## Start Document text

While we had initially planned for this component to be fully functional by the second milestone, unforeseen difficulties arose due to the need for significant refactoring in HLOC. The HLOC framework was initially designed for offline benchmarking the localisation of a large number of images. To perform live localisation on a query image, we had to significantly reorganise the HLOC code, which took a considerable amount of time and was unplanned. This component became fully functional only in Phase 3, which left little time for some of the planned discovery features.
An end-user device sends a query image (or images, and potentially other sensor input) to the MapLocaliser, which passes it to the core localisation method(s). The query 2D visual features are matched with the 3D visual features in the spatial map to estimate the six degrees of freedom pose of the camera in the 3D map. Then, through our geo-registration transform, this pose is indirectly mapped to the world. We spent a considerable amount of time debugging the alignment transforms and the conversion to ENU, as GeoPose requires (camera looking east in identity orientation).
Authentication and deployment
As 3D maps contain sensitive data and must be protected, we integrated authentication into OpenVPS, which was not originally planned and required a significant amount of time. Initially, we implemented KeyCloak-based authentication, but it proved too complex due to its cloud components, so we replaced it with FusionAuth-based authentication, which can run locally on the host machine. There is currently only one shared user, which is enough for demo purposes, and user group management could be added in the future.
We have integrated the components MapBuilder, MapAligner, and MapLocaliser via docker containers and made the system easily deployable via docker compose files. The service is currently running on a server in the Nokia network, and later we plan to deploy it on AWS.
Interoperability between visual positioning services
Besides our newly developed OpenVPS, the OSCAR4US project team is also collaborating with two commercial VPS providers (Augmented City, Italy, and Immersal, Finland) who agreed to wrap their proprietary solutions with the OARC GeoPoseProtocol API, enabling them to be used interchangeably in AR experiences and establishing interoperability between two proprietary VPS providers.
Augmented City Visual Positioning System
The Augmented City VPS technology, developed and based in Italy, is primarily for outdoor localisation, on which, for example, touristic services can be built.

## End Document text

Given request A:
Using the passage on OpenVPS, decide whether each statement agrees with it: (i) KeyCloak was replaced with FusionAuth because its cloud components made it too complex; (ii) the service currently runs on AWS; (iii) the Augmented City VPS is mainly meant for indoor localisation. Answer yes or no for each and quote the words that settle it.

## Start Records supplied

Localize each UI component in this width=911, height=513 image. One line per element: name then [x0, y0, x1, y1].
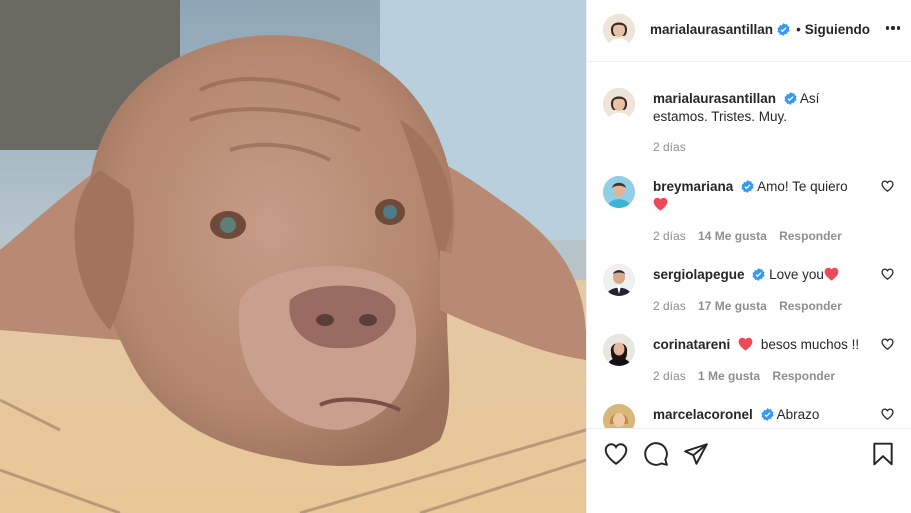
comment-text: Abrazo — [776, 407, 820, 422]
comment-body: sergiolapegue Love you — [653, 266, 873, 284]
comment-body: marcelacoronel Abrazo — [653, 406, 873, 424]
caption-body: marialaurasantillan Así estamos. Tristes… — [653, 90, 873, 126]
comment-text: Amo! Te quiero — [757, 179, 848, 194]
verified-badge-icon — [784, 92, 797, 105]
verified-badge-icon — [761, 408, 774, 421]
paper-plane-icon[interactable] — [683, 441, 709, 467]
comment-like-heart-icon[interactable] — [881, 180, 894, 192]
comment-time[interactable]: 2 días — [653, 299, 686, 313]
comment-time[interactable]: 2 días — [653, 229, 686, 243]
comment-text: besos muchos !! — [760, 337, 860, 352]
follow-separator: • — [796, 22, 801, 37]
comment-text: Love you — [769, 267, 824, 282]
dog-photo-illustration — [0, 0, 586, 513]
verified-badge-icon — [741, 180, 754, 193]
caption-meta: 2 días — [653, 140, 686, 154]
comment-body: corinatareni besos muchos !! — [653, 336, 873, 354]
caption-avatar[interactable] — [603, 88, 635, 120]
caption-time[interactable]: 2 días — [653, 140, 686, 154]
comment-like-heart-icon[interactable] — [881, 268, 894, 280]
comment-reply-button[interactable]: Responder — [779, 229, 842, 243]
red-heart-icon — [824, 267, 839, 281]
heart-outline-icon[interactable] — [603, 441, 629, 467]
author-avatar[interactable] — [603, 14, 635, 46]
post-action-bar — [587, 428, 911, 478]
following-button[interactable]: Siguiendo — [805, 22, 870, 37]
comment-body: breymariana Amo! Te quiero — [653, 178, 873, 214]
comment-avatar[interactable] — [603, 404, 635, 428]
comment-reply-button[interactable]: Responder — [772, 369, 835, 383]
comment-reply-button[interactable]: Responder — [779, 299, 842, 313]
comment-like-heart-icon[interactable] — [881, 338, 894, 350]
post-sidebar: marialaurasantillan • Siguiendo marialau… — [586, 0, 911, 513]
post-header: marialaurasantillan • Siguiendo — [587, 0, 911, 62]
comment-username[interactable]: corinatareni — [653, 337, 730, 352]
comment-avatar[interactable] — [603, 264, 635, 296]
speech-bubble-icon[interactable] — [643, 441, 669, 467]
comment-meta: 2 días 1 Me gusta Responder — [653, 369, 835, 383]
author-username[interactable]: marialaurasantillan — [650, 22, 773, 37]
verified-badge-icon — [752, 268, 765, 281]
red-heart-icon — [653, 197, 668, 211]
comment-time[interactable]: 2 días — [653, 369, 686, 383]
comment-username[interactable]: sergiolapegue — [653, 267, 745, 282]
comment-username[interactable]: breymariana — [653, 179, 733, 194]
verified-badge-icon — [777, 23, 790, 36]
more-options-icon[interactable] — [882, 18, 904, 38]
comment-likes[interactable]: 17 Me gusta — [698, 299, 767, 313]
instagram-post: marialaurasantillan • Siguiendo marialau… — [0, 0, 911, 513]
comment-likes[interactable]: 14 Me gusta — [698, 229, 767, 243]
bookmark-icon[interactable] — [870, 441, 896, 467]
red-heart-icon — [738, 337, 753, 351]
comment-likes[interactable]: 1 Me gusta — [698, 369, 760, 383]
post-photo[interactable] — [0, 0, 586, 513]
comments-list[interactable]: marialaurasantillan Así estamos. Tristes… — [587, 70, 911, 428]
comment-avatar[interactable] — [603, 334, 635, 366]
author-line: marialaurasantillan • Siguiendo — [650, 22, 870, 37]
comment-like-heart-icon[interactable] — [881, 408, 894, 420]
comment-meta: 2 días 17 Me gusta Responder — [653, 299, 842, 313]
comment-avatar[interactable] — [603, 176, 635, 208]
comment-username[interactable]: marcelacoronel — [653, 407, 753, 422]
caption-username[interactable]: marialaurasantillan — [653, 91, 776, 106]
comment-meta: 2 días 14 Me gusta Responder — [653, 229, 842, 243]
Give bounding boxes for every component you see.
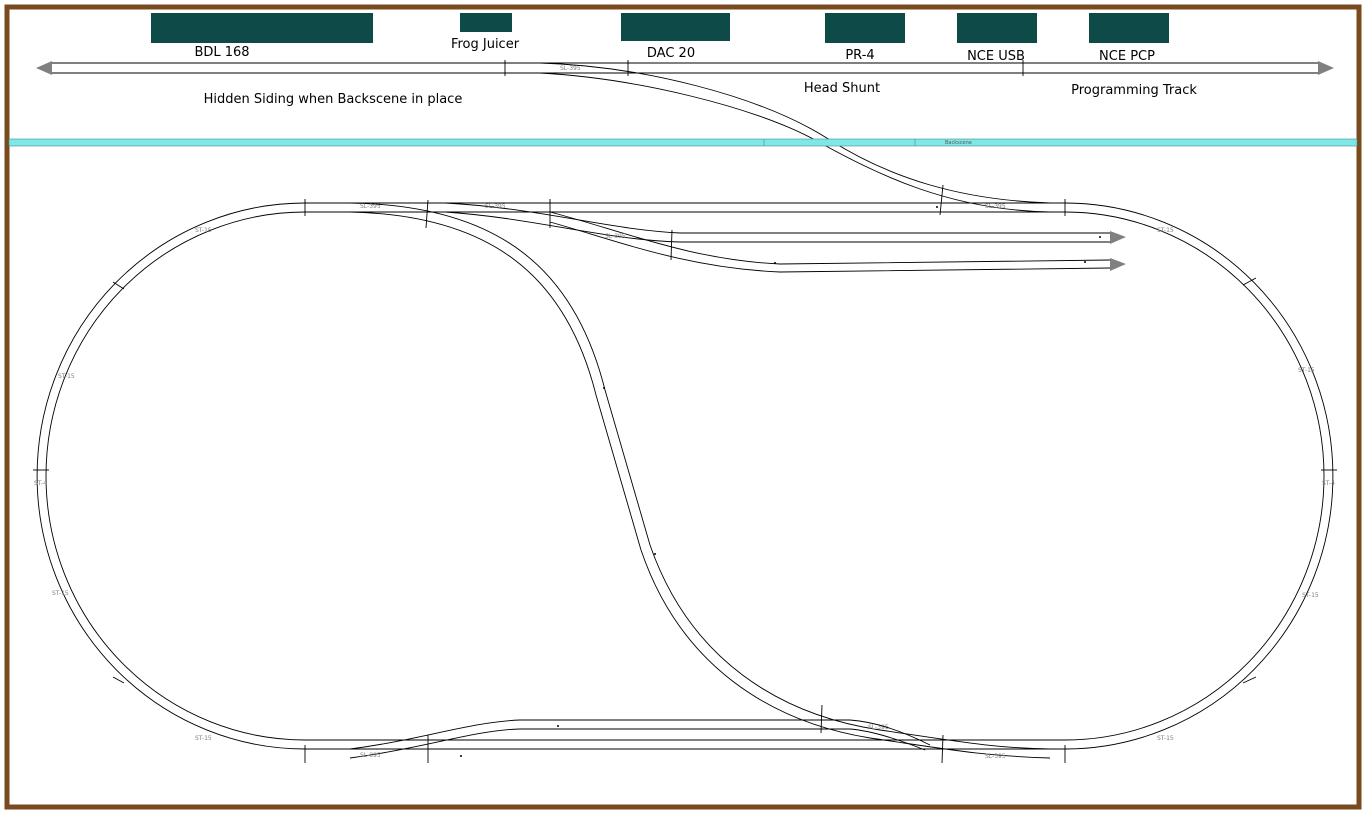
curve-label-r2: ST-15 <box>1302 592 1319 599</box>
top-point-label: SL-395 <box>560 65 581 72</box>
nce-usb-label: NCE USB <box>967 49 1025 64</box>
point-label-6: SL-395 <box>985 203 1006 210</box>
straight-label-l: ST-4 <box>34 480 47 487</box>
dac-20-label: DAC 20 <box>647 46 695 61</box>
point-label-5: SL-395 <box>605 233 626 240</box>
bdl-168-block[interactable] <box>151 13 373 43</box>
baseboard-frame <box>4 4 1362 810</box>
nce-pcp-label: NCE PCP <box>1099 49 1155 64</box>
curve-label-l1: ST-15 <box>58 373 75 380</box>
programming-track-label: Programming Track <box>1071 83 1197 98</box>
pr-4-block[interactable] <box>825 13 905 43</box>
head-shunt-label: Head Shunt <box>804 81 880 96</box>
curve-label-r1: ST-15 <box>1298 367 1315 374</box>
point-label-1: SL-395 <box>360 203 381 210</box>
straight-label-r: ST-4 <box>1322 480 1335 487</box>
dac-20-block[interactable] <box>621 13 730 41</box>
track-plan: BDL 168 Frog Juicer DAC 20 PR-4 NCE USB … <box>0 0 1366 816</box>
curve-label-tl: ST-15 <box>195 227 212 234</box>
point-label-4: SL-395 <box>485 203 506 210</box>
point-label-7: SL-395 <box>360 752 381 759</box>
bdl-168-label: BDL 168 <box>194 45 249 60</box>
nce-usb-block[interactable] <box>957 13 1037 43</box>
curve-label-bl: ST-15 <box>195 735 212 742</box>
curve-label-l2: ST-15 <box>52 590 69 597</box>
hidden-siding-label: Hidden Siding when Backscene in place <box>204 92 463 107</box>
layout-canvas: BDL 168 Frog Juicer DAC 20 PR-4 NCE USB … <box>4 4 1362 810</box>
pr-4-label: PR-4 <box>845 48 874 63</box>
backscene-bar: Backscene <box>8 138 1358 147</box>
frog-juicer-block[interactable] <box>460 13 512 32</box>
nce-pcp-block[interactable] <box>1089 13 1169 43</box>
frog-juicer-label: Frog Juicer <box>451 37 520 52</box>
curve-label-br: ST-15 <box>1157 735 1174 742</box>
point-label-3: SL-395 <box>985 753 1006 760</box>
curve-label-tr: ST-15 <box>1157 227 1174 234</box>
backscene-label: Backscene <box>945 140 972 146</box>
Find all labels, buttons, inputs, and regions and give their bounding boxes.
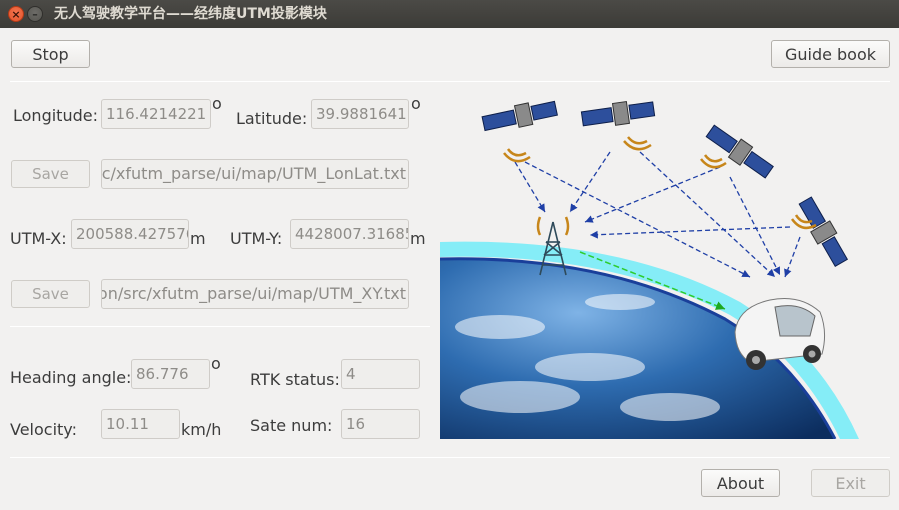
utm-y-unit: m [410,229,426,248]
close-icon: × [11,7,21,21]
utm-x-label: UTM-X: [10,229,67,248]
sate-num-field[interactable]: 16 [341,409,420,439]
rtk-status-field[interactable]: 4 [341,359,420,389]
sate-num-label: Sate num: [250,416,333,435]
satellite-icon [798,196,849,268]
about-button[interactable]: About [701,469,780,497]
save-lonlat-button[interactable]: Save [11,160,90,188]
satellite-icon [580,100,656,127]
lonlat-file-path-text: /src/xfutm_parse/ui/map/UTM_LonLat.txt [101,164,406,183]
longitude-label: Longitude: [13,106,98,125]
latitude-field[interactable]: 39.9881641 [311,99,409,129]
save-utm-button[interactable]: Save [11,280,90,308]
exit-button[interactable]: Exit [811,469,890,497]
heading-angle-label: Heading angle: [10,368,132,387]
utm-x-unit: m [190,229,206,248]
window-title: 无人驾驶教学平台——经纬度UTM投影模块 [54,6,327,22]
window-close-button[interactable]: × [8,6,24,22]
velocity-unit: km/h [181,420,222,439]
top-divider [10,81,890,82]
lonlat-file-path-field[interactable]: /src/xfutm_parse/ui/map/UTM_LonLat.txt [101,159,409,189]
utm-y-label: UTM-Y: [230,229,283,248]
satellite-icon [705,124,774,179]
gnss-illustration [440,100,859,439]
middle-divider [10,326,430,327]
utm-y-field[interactable]: 4428007.31685 [290,219,409,249]
heading-angle-field[interactable]: 86.776 [131,359,210,389]
longitude-degree-unit: o [212,94,222,113]
car-icon [734,298,826,370]
satellite-icon [481,100,558,132]
velocity-label: Velocity: [10,420,77,439]
bottom-divider [10,457,890,458]
heading-degree-unit: o [211,354,221,373]
minimize-icon: – [32,7,38,21]
longitude-field[interactable]: 116.4214221 [101,99,211,129]
rtk-status-label: RTK status: [250,370,340,389]
utm-file-path-field[interactable]: ction/src/xfutm_parse/ui/map/UTM_XY.txt [101,279,409,309]
velocity-field[interactable]: 10.11 [101,409,180,439]
window-titlebar: × – 无人驾驶教学平台——经纬度UTM投影模块 [0,0,899,28]
guide-book-button[interactable]: Guide book [771,40,890,68]
stop-button[interactable]: Stop [11,40,90,68]
utm-file-path-text: ction/src/xfutm_parse/ui/map/UTM_XY.txt [101,284,406,303]
utm-x-field[interactable]: 200588.427576 [71,219,189,249]
window-minimize-button[interactable]: – [27,6,43,22]
latitude-degree-unit: o [411,94,421,113]
latitude-label: Latitude: [236,109,308,128]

## End Records supplied

Given request B:
Reproduce, unchanged, the part of the listing that opens with the line containing "utm-y-unit: m [410,229,426,248]" and closes with the line containing "latitude-field[interactable]: 39.9881641 [311,99,409,129]".

Final answer A:
(i) Yes: "it proved too complex due to its cloud components, so we replaced it with FusionAuth-based authentication"
(ii) No: "The service is currently running on a server in the Nokia network, and later we plan to deploy it on AWS."
(iii) No: "is primarily for outdoor localisation"

Final answer B:
utm-y-unit: m [410,229,426,248]
close-icon: × [11,7,21,21]
utm-x-label: UTM-X: [10,229,67,248]
sate-num-field[interactable]: 16 [341,409,420,439]
rtk-status-field[interactable]: 4 [341,359,420,389]
sate-num-label: Sate num: [250,416,333,435]
satellite-icon [798,196,849,268]
about-button[interactable]: About [701,469,780,497]
save-lonlat-button[interactable]: Save [11,160,90,188]
satellite-icon [580,100,656,127]
lonlat-file-path-text: /src/xfutm_parse/ui/map/UTM_LonLat.txt [101,164,406,183]
longitude-label: Longitude: [13,106,98,125]
latitude-field[interactable]: 39.9881641 [311,99,409,129]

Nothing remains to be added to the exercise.